Por: M. Yiossuf Adamgy

Em arábico, o nome “Allah” significa “O Único Deus Verdadeiro”, Aquele que criou os Céus e a Terra. Judeus e Cristãos que falam árabe referem-se igualmente a Deus pelo nome de “Allah”.

É normal que os muçulmanos falantes da língua portuguesa tenham uma ligação especial à palavra Allah, em relação à qual desenvolveram uma maior proximidade, visto que a invocam diariamente nas suas fórmulas de orações e récitas do Alcorão em língua árabe. Para nós, a palavra Allah possui uma eficácia emocional e espiritual directa que nenhuma outra palavra que designe Deus poderá substituir. Mas é raro que a palavra produza o mesmo efeito nos não-muçulmanos e não-árabes, e a verdade é que apenas um número muito reduzido desses indivíduos irá desenvolver uma sensibilidade à palavra equivalente à nossa, apenas por serem constantemente bombardeados com ela. Para alguns, apesar de se empenharem genuinamente na tentativa de manterem o espírito aberto, a utilização da palavra “Allah” continua a evocar uma longa série de preconceitos culturais profundamente enraizados, bem como outras associações negativas tanto no plano consciente como no inconsciente. Por outro lado, o recurso à palavra “Deus” fomenta uma resposta de associação imediata na maioria dos não-muçulmanos falantes de língua portuguesa, algo que seria praticamente impossível com a palavra “Allah”, mesmo depois de um período de muitos anos de exposição com uma conotação positiva. Ora, da mesma forma que a nossa ligação à palavra “Allah” não nos afasta da evocação de Deus através do recurso a outros belos nomes em língua árabe, também o nosso amor por essa palavra e pela língua árabe não nos deve incitar a alvitrar a antiga palavra portuguesa “Deus”, que, entre o legado de nomes divinos revelados ao ser humano, possui uma história única e ilustre. Do mesmo modo, a fidelidade ao uso da palavra “Allah” não deve levar os falantes das línguas persa e urdu a desacreditar a antiga palavra indo-europeia “Khoda” (Deus), que, tal como “Deus”, possui uma raiz monoteísta e que muitos escolásticos, místicos, poetas e historiadores consideraram perfeitamente adequada durante mais de um milhar de anos. (1)

::::

▸ OBJETIVO A:
Responda com base no texto sobre a palavra "Allah":
(i) Além dos muçulmanos, quem se refere a Deus pelo nome "Allah"?
(ii) Que antiga palavra indo-europeia para Deus é citada em relação aos falantes de persa e urdu?
(iii) Por quanto tempo essa palavra foi considerada perfeitamente adequada?
O texto e os registros não têm nenhuma relação entre si.

Itens de um conjunto de dados:
::::

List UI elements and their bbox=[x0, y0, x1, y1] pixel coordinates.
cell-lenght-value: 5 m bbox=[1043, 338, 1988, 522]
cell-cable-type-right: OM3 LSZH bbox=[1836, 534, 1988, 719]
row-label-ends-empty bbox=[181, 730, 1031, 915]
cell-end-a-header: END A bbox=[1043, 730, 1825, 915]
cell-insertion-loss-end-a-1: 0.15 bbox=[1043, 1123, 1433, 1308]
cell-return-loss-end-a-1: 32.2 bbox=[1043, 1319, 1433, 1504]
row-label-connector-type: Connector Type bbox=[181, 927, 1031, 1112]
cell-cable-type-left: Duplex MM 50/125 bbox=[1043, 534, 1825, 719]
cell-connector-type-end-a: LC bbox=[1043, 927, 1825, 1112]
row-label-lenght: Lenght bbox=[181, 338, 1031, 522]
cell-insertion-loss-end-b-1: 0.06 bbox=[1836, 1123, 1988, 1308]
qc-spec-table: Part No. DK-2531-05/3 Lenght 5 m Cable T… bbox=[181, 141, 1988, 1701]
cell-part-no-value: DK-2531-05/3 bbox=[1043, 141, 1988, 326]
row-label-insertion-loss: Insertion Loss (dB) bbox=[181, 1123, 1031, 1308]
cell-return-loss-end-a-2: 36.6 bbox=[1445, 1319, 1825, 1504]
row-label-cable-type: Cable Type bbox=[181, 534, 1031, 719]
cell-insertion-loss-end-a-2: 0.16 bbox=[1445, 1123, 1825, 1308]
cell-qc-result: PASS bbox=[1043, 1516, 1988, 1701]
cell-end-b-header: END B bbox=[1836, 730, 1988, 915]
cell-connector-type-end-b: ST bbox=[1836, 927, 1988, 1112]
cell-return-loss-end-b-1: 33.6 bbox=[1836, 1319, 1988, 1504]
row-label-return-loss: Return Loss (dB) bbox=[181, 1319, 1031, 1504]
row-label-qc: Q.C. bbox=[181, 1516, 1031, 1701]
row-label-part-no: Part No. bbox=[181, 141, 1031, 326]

::::

▸ OBJETIVO B:
Repita, sem nenhuma alteração, as linhas dos registros que vão do início até a linha que contém "cell-end-a-header: END A", incluindo essa linha.

▸ RESPOSTA A:
(i) Judeus e cristãos que falam árabe.
(ii) "Khoda".
(iii) Por mais de um milhar de anos.

▸ RESPOSTA B:
List UI elements and their bbox=[x0, y0, x1, y1] pixel coordinates.
cell-lenght-value: 5 m bbox=[1043, 338, 1988, 522]
cell-cable-type-right: OM3 LSZH bbox=[1836, 534, 1988, 719]
row-label-ends-empty bbox=[181, 730, 1031, 915]
cell-end-a-header: END A bbox=[1043, 730, 1825, 915]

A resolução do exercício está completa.